Copy out lines with the word "dashed" from the material that follows.

**SUPPLIED DATA**
'''
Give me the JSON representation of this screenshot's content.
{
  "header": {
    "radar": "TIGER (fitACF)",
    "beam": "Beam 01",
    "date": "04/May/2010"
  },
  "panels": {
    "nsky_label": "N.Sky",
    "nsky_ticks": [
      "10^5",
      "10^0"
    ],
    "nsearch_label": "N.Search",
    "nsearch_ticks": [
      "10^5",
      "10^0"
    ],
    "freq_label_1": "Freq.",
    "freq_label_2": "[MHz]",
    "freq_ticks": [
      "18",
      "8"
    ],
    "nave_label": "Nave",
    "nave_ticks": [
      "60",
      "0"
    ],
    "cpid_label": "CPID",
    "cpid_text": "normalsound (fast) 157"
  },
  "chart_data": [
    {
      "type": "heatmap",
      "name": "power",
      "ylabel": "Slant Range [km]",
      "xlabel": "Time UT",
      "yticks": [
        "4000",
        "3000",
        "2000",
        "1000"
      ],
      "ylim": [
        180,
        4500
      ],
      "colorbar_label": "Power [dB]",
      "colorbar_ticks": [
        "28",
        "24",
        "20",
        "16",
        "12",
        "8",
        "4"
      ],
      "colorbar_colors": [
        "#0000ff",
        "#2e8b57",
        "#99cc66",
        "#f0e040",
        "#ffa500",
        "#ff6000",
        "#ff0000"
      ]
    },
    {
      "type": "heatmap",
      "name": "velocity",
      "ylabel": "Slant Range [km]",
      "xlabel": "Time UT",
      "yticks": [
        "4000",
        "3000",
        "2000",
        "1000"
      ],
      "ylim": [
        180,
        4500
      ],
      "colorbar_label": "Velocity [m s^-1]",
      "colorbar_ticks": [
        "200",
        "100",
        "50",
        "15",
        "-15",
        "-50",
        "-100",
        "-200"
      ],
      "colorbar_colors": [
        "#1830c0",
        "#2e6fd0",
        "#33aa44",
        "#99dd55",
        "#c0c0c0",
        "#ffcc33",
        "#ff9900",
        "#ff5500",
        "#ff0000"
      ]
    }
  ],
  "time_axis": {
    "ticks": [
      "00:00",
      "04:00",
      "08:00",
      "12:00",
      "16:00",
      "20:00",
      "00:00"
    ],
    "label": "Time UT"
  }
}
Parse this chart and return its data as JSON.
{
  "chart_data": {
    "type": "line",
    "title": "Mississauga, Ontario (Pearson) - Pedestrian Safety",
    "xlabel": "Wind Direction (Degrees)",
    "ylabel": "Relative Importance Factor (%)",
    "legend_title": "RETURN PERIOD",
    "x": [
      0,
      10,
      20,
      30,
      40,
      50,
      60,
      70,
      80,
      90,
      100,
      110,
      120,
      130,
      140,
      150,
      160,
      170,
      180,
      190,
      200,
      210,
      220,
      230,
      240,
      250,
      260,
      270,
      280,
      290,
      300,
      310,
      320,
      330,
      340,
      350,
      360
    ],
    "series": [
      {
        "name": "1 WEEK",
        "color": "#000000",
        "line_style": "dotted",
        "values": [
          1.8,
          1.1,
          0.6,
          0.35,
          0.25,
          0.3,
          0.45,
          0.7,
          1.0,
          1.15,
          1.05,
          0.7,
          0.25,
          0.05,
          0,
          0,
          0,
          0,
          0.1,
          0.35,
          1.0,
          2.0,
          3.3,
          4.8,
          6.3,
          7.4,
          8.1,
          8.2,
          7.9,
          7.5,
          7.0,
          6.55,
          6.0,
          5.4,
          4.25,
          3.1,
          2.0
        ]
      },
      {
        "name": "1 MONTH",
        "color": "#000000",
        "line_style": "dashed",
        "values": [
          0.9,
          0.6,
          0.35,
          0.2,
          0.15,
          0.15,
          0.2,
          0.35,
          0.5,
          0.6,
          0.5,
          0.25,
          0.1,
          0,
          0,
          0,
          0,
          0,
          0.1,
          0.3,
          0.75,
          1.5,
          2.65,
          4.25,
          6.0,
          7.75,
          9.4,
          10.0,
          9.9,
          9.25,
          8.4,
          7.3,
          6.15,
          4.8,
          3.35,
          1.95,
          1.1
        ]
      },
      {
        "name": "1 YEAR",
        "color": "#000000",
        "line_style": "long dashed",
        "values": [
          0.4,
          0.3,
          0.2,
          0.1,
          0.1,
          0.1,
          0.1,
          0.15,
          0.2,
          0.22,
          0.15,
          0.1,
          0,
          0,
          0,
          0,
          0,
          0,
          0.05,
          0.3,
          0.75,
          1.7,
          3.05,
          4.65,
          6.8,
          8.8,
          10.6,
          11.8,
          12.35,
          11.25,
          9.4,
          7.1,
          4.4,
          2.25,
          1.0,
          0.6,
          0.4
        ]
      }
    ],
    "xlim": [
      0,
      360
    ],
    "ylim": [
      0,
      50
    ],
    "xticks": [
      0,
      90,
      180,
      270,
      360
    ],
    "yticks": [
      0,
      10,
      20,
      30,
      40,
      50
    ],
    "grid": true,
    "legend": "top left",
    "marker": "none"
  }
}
'''
**COMPLETED EXERCISE**
        "line_style": "dashed",
        "line_style": "long dashed",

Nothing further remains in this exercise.